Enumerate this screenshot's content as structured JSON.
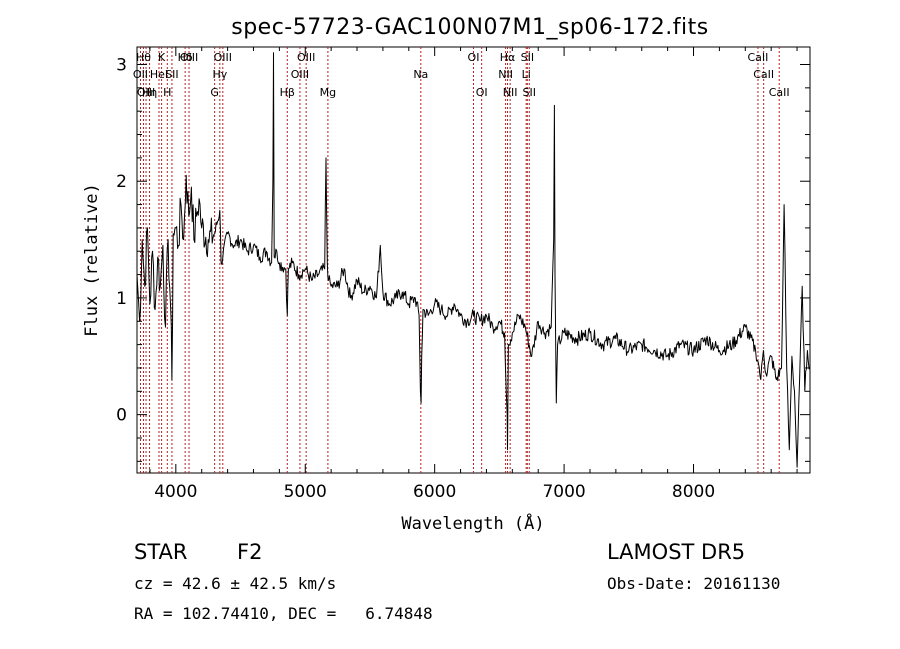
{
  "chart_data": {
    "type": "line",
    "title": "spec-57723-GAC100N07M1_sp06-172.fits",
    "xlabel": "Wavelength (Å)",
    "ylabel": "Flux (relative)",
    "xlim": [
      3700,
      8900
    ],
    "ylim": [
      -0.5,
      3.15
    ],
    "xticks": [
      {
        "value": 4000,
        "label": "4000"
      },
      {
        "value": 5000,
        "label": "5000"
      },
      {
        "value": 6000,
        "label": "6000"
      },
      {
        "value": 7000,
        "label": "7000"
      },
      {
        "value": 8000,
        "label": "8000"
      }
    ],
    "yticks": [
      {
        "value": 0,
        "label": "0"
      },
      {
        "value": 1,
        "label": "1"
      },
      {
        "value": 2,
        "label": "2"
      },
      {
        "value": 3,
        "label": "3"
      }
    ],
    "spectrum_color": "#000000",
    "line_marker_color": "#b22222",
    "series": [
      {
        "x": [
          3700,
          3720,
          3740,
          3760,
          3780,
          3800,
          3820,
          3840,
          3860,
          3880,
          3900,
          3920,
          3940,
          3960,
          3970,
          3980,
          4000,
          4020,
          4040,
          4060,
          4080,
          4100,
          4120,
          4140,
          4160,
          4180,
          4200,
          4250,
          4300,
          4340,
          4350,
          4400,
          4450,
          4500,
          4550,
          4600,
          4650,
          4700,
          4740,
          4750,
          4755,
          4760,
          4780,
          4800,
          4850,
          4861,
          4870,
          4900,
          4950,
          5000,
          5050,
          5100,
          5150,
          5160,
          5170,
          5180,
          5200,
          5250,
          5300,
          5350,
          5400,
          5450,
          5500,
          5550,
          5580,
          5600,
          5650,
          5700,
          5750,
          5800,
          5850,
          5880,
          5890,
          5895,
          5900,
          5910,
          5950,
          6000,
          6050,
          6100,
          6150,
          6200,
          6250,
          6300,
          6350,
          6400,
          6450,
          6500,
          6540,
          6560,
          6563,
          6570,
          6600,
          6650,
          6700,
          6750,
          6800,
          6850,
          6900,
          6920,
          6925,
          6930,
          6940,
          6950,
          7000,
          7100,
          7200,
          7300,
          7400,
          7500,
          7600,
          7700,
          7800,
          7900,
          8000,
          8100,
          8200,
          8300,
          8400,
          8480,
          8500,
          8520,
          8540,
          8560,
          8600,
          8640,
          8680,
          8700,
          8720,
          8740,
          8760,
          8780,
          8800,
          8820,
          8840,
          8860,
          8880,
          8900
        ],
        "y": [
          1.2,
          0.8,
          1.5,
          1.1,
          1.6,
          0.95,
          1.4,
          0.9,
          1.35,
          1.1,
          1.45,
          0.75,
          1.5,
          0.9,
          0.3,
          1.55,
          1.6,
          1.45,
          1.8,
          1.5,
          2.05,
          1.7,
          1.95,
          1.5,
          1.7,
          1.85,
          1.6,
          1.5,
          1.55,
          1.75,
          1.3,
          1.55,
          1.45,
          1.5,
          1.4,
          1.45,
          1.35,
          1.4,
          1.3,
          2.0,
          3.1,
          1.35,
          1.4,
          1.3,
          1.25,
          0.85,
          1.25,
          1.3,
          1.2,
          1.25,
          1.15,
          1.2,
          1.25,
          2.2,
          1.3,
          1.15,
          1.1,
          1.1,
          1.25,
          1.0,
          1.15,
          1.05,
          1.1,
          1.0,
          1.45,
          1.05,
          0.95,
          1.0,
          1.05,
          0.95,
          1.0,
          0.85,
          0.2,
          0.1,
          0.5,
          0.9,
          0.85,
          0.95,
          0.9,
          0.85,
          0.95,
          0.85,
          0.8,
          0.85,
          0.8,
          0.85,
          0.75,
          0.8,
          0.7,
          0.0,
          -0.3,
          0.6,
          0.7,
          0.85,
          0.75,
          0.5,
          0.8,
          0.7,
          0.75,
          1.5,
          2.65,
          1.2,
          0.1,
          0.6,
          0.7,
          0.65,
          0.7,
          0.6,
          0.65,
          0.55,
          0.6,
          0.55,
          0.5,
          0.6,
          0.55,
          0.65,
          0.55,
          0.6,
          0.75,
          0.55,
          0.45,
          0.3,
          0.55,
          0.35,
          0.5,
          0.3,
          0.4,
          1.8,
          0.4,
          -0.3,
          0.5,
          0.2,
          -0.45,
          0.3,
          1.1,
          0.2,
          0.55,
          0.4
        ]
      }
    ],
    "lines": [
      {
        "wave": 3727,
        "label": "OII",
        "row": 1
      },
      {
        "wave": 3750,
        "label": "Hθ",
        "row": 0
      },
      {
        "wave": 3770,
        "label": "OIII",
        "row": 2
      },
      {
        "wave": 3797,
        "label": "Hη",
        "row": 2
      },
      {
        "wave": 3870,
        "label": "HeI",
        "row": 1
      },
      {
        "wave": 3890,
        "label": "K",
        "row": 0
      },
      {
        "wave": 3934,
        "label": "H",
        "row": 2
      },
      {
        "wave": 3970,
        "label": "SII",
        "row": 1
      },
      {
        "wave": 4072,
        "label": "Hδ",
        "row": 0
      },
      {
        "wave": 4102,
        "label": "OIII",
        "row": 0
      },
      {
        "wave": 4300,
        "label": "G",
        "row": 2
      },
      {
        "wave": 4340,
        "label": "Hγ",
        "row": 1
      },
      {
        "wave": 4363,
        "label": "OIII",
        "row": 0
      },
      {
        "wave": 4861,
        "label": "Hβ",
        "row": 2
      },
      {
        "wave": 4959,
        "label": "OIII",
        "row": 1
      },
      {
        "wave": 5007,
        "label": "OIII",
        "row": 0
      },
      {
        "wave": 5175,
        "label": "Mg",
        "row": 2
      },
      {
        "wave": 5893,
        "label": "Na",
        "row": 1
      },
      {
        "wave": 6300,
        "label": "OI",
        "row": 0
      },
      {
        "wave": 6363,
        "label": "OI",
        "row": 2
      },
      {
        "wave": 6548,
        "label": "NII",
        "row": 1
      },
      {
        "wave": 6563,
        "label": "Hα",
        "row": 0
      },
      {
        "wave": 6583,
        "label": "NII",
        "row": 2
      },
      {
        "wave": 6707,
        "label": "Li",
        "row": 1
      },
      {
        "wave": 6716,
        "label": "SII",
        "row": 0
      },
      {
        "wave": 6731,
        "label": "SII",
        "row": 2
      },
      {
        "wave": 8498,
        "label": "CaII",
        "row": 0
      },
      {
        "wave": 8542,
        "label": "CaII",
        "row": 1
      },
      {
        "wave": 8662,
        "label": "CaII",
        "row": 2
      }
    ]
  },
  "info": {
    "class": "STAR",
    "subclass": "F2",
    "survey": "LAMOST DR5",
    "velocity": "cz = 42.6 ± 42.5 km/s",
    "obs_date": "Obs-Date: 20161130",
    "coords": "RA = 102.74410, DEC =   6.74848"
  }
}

_WRITTEN PROBLEM_
Repeat verbatim all the material, but not the pictures.

_FINAL ANSWER_
Enumerate this screenshot's content as structured JSON.
{
  "chart_data": {
    "type": "line",
    "title": "spec-57723-GAC100N07M1_sp06-172.fits",
    "xlabel": "Wavelength (Å)",
    "ylabel": "Flux (relative)",
    "xlim": [
      3700,
      8900
    ],
    "ylim": [
      -0.5,
      3.15
    ],
    "xticks": [
      {
        "value": 4000,
        "label": "4000"
      },
      {
        "value": 5000,
        "label": "5000"
      },
      {
        "value": 6000,
        "label": "6000"
      },
      {
        "value": 7000,
        "label": "7000"
      },
      {
        "value": 8000,
        "label": "8000"
      }
    ],
    "yticks": [
      {
        "value": 0,
        "label": "0"
      },
      {
        "value": 1,
        "label": "1"
      },
      {
        "value": 2,
        "label": "2"
      },
      {
        "value": 3,
        "label": "3"
      }
    ],
    "spectrum_color": "#000000",
    "line_marker_color": "#b22222",
    "series": [
      {
        "x": [
          3700,
          3720,
          3740,
          3760,
          3780,
          3800,
          3820,
          3840,
          3860,
          3880,
          3900,
          3920,
          3940,
          3960,
          3970,
          3980,
          4000,
          4020,
          4040,
          4060,
          4080,
          4100,
          4120,
          4140,
          4160,
          4180,
          4200,
          4250,
          4300,
          4340,
          4350,
          4400,
          4450,
          4500,
          4550,
          4600,
          4650,
          4700,
          4740,
          4750,
          4755,
          4760,
          4780,
          4800,
          4850,
          4861,
          4870,
          4900,
          4950,
          5000,
          5050,
          5100,
          5150,
          5160,
          5170,
          5180,
          5200,
          5250,
          5300,
          5350,
          5400,
          5450,
          5500,
          5550,
          5580,
          5600,
          5650,
          5700,
          5750,
          5800,
          5850,
          5880,
          5890,
          5895,
          5900,
          5910,
          5950,
          6000,
          6050,
          6100,
          6150,
          6200,
          6250,
          6300,
          6350,
          6400,
          6450,
          6500,
          6540,
          6560,
          6563,
          6570,
          6600,
          6650,
          6700,
          6750,
          6800,
          6850,
          6900,
          6920,
          6925,
          6930,
          6940,
          6950,
          7000,
          7100,
          7200,
          7300,
          7400,
          7500,
          7600,
          7700,
          7800,
          7900,
          8000,
          8100,
          8200,
          8300,
          8400,
          8480,
          8500,
          8520,
          8540,
          8560,
          8600,
          8640,
          8680,
          8700,
          8720,
          8740,
          8760,
          8780,
          8800,
          8820,
          8840,
          8860,
          8880,
          8900
        ],
        "y": [
          1.2,
          0.8,
          1.5,
          1.1,
          1.6,
          0.95,
          1.4,
          0.9,
          1.35,
          1.1,
          1.45,
          0.75,
          1.5,
          0.9,
          0.3,
          1.55,
          1.6,
          1.45,
          1.8,
          1.5,
          2.05,
          1.7,
          1.95,
          1.5,
          1.7,
          1.85,
          1.6,
          1.5,
          1.55,
          1.75,
          1.3,
          1.55,
          1.45,
          1.5,
          1.4,
          1.45,
          1.35,
          1.4,
          1.3,
          2.0,
          3.1,
          1.35,
          1.4,
          1.3,
          1.25,
          0.85,
          1.25,
          1.3,
          1.2,
          1.25,
          1.15,
          1.2,
          1.25,
          2.2,
          1.3,
          1.15,
          1.1,
          1.1,
          1.25,
          1.0,
          1.15,
          1.05,
          1.1,
          1.0,
          1.45,
          1.05,
          0.95,
          1.0,
          1.05,
          0.95,
          1.0,
          0.85,
          0.2,
          0.1,
          0.5,
          0.9,
          0.85,
          0.95,
          0.9,
          0.85,
          0.95,
          0.85,
          0.8,
          0.85,
          0.8,
          0.85,
          0.75,
          0.8,
          0.7,
          0.0,
          -0.3,
          0.6,
          0.7,
          0.85,
          0.75,
          0.5,
          0.8,
          0.7,
          0.75,
          1.5,
          2.65,
          1.2,
          0.1,
          0.6,
          0.7,
          0.65,
          0.7,
          0.6,
          0.65,
          0.55,
          0.6,
          0.55,
          0.5,
          0.6,
          0.55,
          0.65,
          0.55,
          0.6,
          0.75,
          0.55,
          0.45,
          0.3,
          0.55,
          0.35,
          0.5,
          0.3,
          0.4,
          1.8,
          0.4,
          -0.3,
          0.5,
          0.2,
          -0.45,
          0.3,
          1.1,
          0.2,
          0.55,
          0.4
        ]
      }
    ],
    "lines": [
      {
        "wave": 3727,
        "label": "OII",
        "row": 1
      },
      {
        "wave": 3750,
        "label": "Hθ",
        "row": 0
      },
      {
        "wave": 3770,
        "label": "OIII",
        "row": 2
      },
      {
        "wave": 3797,
        "label": "Hη",
        "row": 2
      },
      {
        "wave": 3870,
        "label": "HeI",
        "row": 1
      },
      {
        "wave": 3890,
        "label": "K",
        "row": 0
      },
      {
        "wave": 3934,
        "label": "H",
        "row": 2
      },
      {
        "wave": 3970,
        "label": "SII",
        "row": 1
      },
      {
        "wave": 4072,
        "label": "Hδ",
        "row": 0
      },
      {
        "wave": 4102,
        "label": "OIII",
        "row": 0
      },
      {
        "wave": 4300,
        "label": "G",
        "row": 2
      },
      {
        "wave": 4340,
        "label": "Hγ",
        "row": 1
      },
      {
        "wave": 4363,
        "label": "OIII",
        "row": 0
      },
      {
        "wave": 4861,
        "label": "Hβ",
        "row": 2
      },
      {
        "wave": 4959,
        "label": "OIII",
        "row": 1
      },
      {
        "wave": 5007,
        "label": "OIII",
        "row": 0
      },
      {
        "wave": 5175,
        "label": "Mg",
        "row": 2
      },
      {
        "wave": 5893,
        "label": "Na",
        "row": 1
      },
      {
        "wave": 6300,
        "label": "OI",
        "row": 0
      },
      {
        "wave": 6363,
        "label": "OI",
        "row": 2
      },
      {
        "wave": 6548,
        "label": "NII",
        "row": 1
      },
      {
        "wave": 6563,
        "label": "Hα",
        "row": 0
      },
      {
        "wave": 6583,
        "label": "NII",
        "row": 2
      },
      {
        "wave": 6707,
        "label": "Li",
        "row": 1
      },
      {
        "wave": 6716,
        "label": "SII",
        "row": 0
      },
      {
        "wave": 6731,
        "label": "SII",
        "row": 2
      },
      {
        "wave": 8498,
        "label": "CaII",
        "row": 0
      },
      {
        "wave": 8542,
        "label": "CaII",
        "row": 1
      },
      {
        "wave": 8662,
        "label": "CaII",
        "row": 2
      }
    ]
  },
  "info": {
    "class": "STAR",
    "subclass": "F2",
    "survey": "LAMOST DR5",
    "velocity": "cz = 42.6 ± 42.5 km/s",
    "obs_date": "Obs-Date: 20161130",
    "coords": "RA = 102.74410, DEC =   6.74848"
  }
}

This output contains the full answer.